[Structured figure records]
## START

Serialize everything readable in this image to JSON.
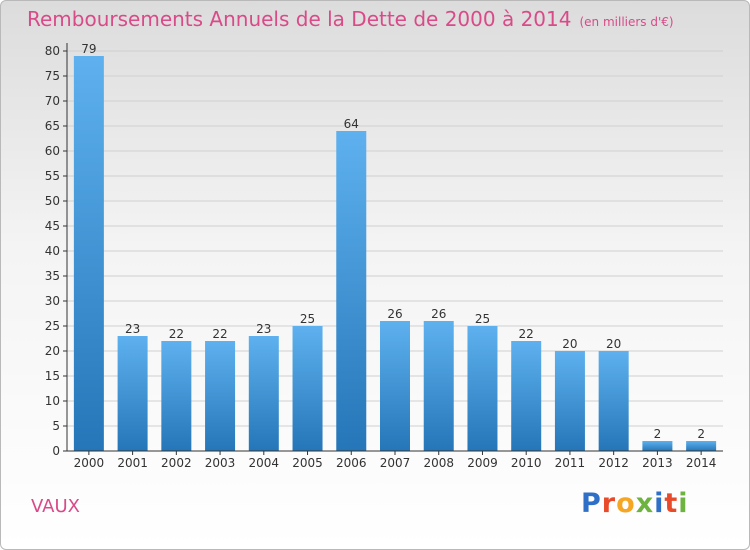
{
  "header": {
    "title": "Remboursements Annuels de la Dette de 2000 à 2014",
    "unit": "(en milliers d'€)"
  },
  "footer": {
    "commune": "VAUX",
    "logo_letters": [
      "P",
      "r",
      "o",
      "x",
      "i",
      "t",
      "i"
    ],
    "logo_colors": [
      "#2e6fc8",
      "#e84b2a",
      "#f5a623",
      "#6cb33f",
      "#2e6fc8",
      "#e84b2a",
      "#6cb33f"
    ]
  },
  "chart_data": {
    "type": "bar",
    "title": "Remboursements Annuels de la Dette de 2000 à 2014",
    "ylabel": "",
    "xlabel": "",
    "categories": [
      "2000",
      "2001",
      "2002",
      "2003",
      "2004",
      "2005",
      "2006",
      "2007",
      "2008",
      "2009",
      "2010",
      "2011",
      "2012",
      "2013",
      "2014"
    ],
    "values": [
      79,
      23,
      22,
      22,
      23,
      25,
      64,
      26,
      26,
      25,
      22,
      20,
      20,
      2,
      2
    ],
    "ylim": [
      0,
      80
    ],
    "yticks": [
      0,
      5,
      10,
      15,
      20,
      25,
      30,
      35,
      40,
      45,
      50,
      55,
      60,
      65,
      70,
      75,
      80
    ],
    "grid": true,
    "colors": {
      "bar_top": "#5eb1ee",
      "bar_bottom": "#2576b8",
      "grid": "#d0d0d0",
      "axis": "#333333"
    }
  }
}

## END
## START

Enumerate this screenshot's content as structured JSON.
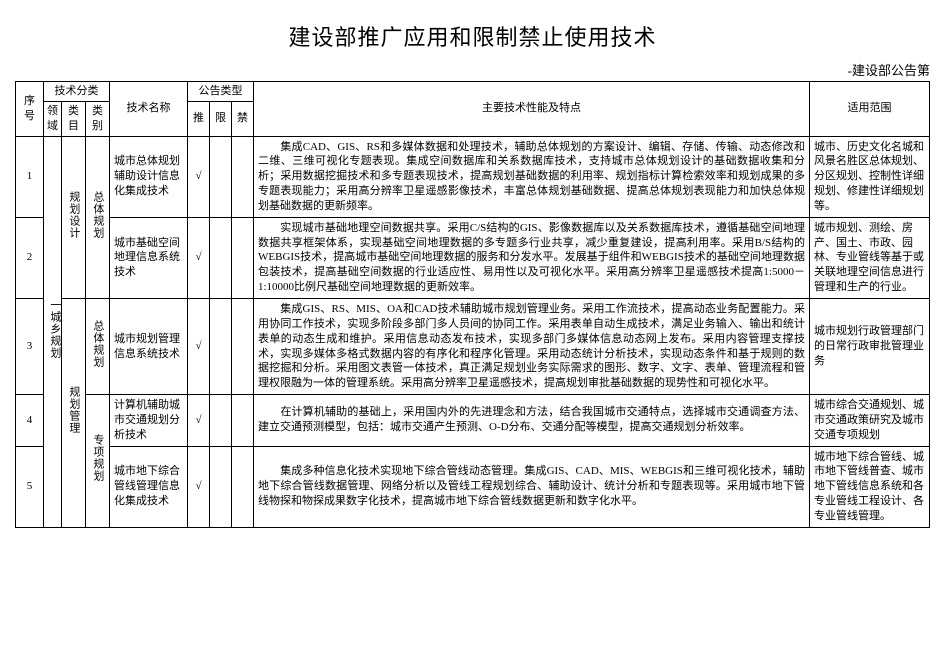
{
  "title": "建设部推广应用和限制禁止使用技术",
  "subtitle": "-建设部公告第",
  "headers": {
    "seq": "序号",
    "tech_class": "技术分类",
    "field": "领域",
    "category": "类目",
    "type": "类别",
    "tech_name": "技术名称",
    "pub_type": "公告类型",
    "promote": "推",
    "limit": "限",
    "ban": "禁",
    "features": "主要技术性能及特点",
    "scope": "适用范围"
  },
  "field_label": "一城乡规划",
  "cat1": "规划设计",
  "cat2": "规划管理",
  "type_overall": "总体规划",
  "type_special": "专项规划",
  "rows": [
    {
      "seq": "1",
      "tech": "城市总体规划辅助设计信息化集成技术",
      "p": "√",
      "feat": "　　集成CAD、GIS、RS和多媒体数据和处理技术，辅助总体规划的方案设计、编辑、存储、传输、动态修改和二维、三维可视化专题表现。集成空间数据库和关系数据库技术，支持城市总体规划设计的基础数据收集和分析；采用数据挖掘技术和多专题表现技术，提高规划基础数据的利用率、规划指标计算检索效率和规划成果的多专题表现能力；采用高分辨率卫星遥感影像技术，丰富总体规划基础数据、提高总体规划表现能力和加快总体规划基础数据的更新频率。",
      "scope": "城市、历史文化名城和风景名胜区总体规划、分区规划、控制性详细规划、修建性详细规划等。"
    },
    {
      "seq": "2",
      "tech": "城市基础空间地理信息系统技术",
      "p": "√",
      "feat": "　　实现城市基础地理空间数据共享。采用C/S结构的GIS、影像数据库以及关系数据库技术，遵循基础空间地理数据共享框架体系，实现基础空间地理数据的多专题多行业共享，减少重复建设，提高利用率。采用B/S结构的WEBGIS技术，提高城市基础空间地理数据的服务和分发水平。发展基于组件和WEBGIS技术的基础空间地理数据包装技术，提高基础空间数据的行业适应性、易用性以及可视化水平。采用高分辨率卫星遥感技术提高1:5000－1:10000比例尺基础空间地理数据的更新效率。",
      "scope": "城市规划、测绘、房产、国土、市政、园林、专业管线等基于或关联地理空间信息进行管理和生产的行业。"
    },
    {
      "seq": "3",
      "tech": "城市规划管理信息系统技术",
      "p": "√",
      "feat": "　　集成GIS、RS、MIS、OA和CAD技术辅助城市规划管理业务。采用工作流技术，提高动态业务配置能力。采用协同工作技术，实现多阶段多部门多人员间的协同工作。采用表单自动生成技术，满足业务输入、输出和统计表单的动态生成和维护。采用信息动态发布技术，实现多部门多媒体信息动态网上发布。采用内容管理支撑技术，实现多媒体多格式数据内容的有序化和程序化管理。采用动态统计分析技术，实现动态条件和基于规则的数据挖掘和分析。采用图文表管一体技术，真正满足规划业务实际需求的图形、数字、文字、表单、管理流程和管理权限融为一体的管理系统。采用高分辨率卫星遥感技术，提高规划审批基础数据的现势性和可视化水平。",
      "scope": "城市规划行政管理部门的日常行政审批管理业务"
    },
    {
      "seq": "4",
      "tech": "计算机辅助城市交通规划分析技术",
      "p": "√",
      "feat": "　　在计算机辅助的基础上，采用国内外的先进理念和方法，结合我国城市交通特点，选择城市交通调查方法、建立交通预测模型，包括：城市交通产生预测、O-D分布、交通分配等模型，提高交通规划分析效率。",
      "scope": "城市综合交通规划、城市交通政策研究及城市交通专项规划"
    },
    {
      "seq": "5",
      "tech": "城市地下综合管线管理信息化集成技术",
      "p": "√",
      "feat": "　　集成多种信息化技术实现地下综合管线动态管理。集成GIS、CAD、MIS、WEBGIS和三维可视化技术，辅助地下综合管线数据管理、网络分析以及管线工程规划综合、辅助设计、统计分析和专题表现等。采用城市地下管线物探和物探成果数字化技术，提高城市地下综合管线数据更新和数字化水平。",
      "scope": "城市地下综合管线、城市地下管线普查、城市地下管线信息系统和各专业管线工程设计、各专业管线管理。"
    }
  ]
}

## END

» CHALLENGE: From the records above, pull out each line that has "JSON".

» COMPLETE OUTPUT:
Serialize everything readable in this image to JSON.
Enumerate this screenshot's content as structured JSON.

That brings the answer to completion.